• Objectives:
[A] List every device name prefix mentioned in the forum thread on identifying disk type below.
[B] Write the next post in the forum thread on identifying disk type below, starting right after the last heading shown.

• Passage to read:
###
# Identify type of disk



## srchi (Mar 2, 2021)

I'm trying to create zpool based on type of hard disk(HDD,SSD and NVMRAM).
But how to identify the disk type?
Preferred: command or any logic to identify but no additional package need to install to check disk type. But still welcome for package installation if we don't have any option.


----------



## SirDice (Mar 2, 2021)

`camcontrol devlist`? There are probably also a few sysctls that could provide some information. You're not going to be able to tell what it is just by looking at the device name as they'll probably all going to be da(4) devices (except the NVMe drives, they'll show up as nvd(4)/nda(4)).


----------



## ralphbsz (Mar 2, 2021)

For SCSI disks, the Inquiry command will return whether a device is a disk, tape, or other. And reading mode page 4 (which can be done with "camcontrol modepage) will tell you the RPM (rotations per minute) for spinning disks, and whether the disk is spinning at all.

The acronym "NVMRAM" you use is confusing. Do you mean NVRAM? That acronym is used in two ways, either for the whole class of semiconductor storage devices (which includes SSDs and NVMe storage devices), or more specifically for non-volative memory that has the speed of normal RAM (Intel's 3D Xpoint is the closest thing consumers will encounter). Or do you mean NVMe, which is a specific technology to connect solid-state disk drives with more parallel interfaces, and the ability to create networks? Or do you mean MRAM, which is a very specific (and unusual) technology for solid-state disks, which relies on magnetic technology? I bet you mean NVMe. The way to distinguish between traditional SSDs (which are connected via SCSI or SATA) and NVMe is the device name, as SirDice said: da... and ada... versus nvd... and nda...

But in reality: If you explain to us what you are really trying to accomplish, maybe we can help more. You are trying to create a ZFS pool? What difference does it make whether the underlying disk is rotating, SSD, and how connected?


----------



## srchi (Mar 3, 2021)
###
• Information shown:
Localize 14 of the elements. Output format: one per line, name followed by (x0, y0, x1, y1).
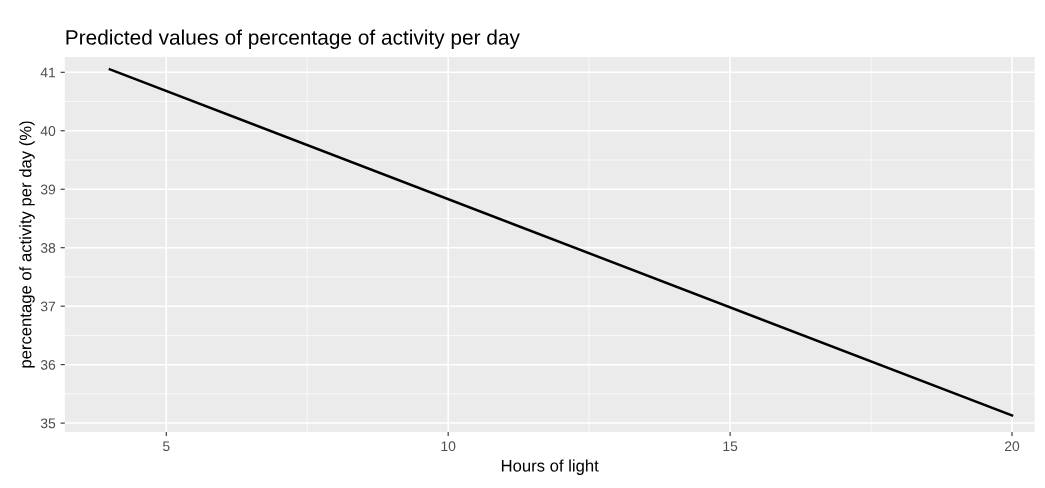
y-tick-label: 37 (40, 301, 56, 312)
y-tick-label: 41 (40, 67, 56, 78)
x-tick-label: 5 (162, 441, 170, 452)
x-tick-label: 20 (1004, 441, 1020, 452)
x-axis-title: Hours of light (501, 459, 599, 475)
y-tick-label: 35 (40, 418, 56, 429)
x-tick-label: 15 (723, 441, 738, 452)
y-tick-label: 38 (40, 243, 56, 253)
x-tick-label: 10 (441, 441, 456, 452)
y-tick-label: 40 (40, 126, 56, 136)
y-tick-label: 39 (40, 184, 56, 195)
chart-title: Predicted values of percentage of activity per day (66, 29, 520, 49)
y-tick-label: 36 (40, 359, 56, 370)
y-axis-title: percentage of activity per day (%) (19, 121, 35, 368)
###
• Answer set:
[A] da, ada, nvd, nda

[B]
Im trying to create zpool configuration
condition: if i found HDD disk i need to create mirror/RAIDZ with HDD disks. 
if i found SSD/NVM then i need to create cache configuration


----------



## ralphbsz (Mar 3, 2021)

So all you want to know: "spinning rust" versus "silly con"? Easiest thing to do: "camcontrol identify" on /dev/adaX, then grep the result for "RPM", and check whether you see a number or "non-rotating". I don't have a SCSI disk handy, so I can't tell you what to look in the output of "camcontrol modepage /dev/xxx -m 4". No packages required, these are all built-in commands.


----------



## Snurg (Mar 3, 2021)

Is that RPM information actually available on older drives manufactured when SSD were not yet as common as today?
If this is not guaranteed, I don't think this would be reliable.
There are other tricks, some examples here, but they have all their uncertainties.
For my part, with my present little knowledge, I believe making a reasonably reliable recognition might be next to impossible.


----------



## Bobi B. (Mar 3, 2021)

diskinfo(8) can help: `diskinfo -v da0`

But lately to see what disks are available I use gstat(8), like `gstat -pb`, because some disks are not listed by `camcontrol devlist` (like mfi(4) or nvd(4)).


----------



## srchi (Mar 3, 2021)

disks are attached as below
left side(1st server):NVM disk attached | right side(2nd server):SSD disk attached
but i didnt see any diff with respect to the disks.

any way to check rate of speed of each disk? so that we can identify the disk type.





.


----------



## srchi (Mar 3, 2021)

ralphbsz said:


> So all you want to know: "spinning rust" versus "silly con"? Easiest thing to do: "camcontrol identify" on /dev/adaX, then grep the result for "RPM", and check whether you see a number or "non-rotating". I don't have a SCSI disk handy, so I can't tell you what to look in the output of "camcontrol modepage /dev/xxx -m 4". No packages required, these are all built-in commands.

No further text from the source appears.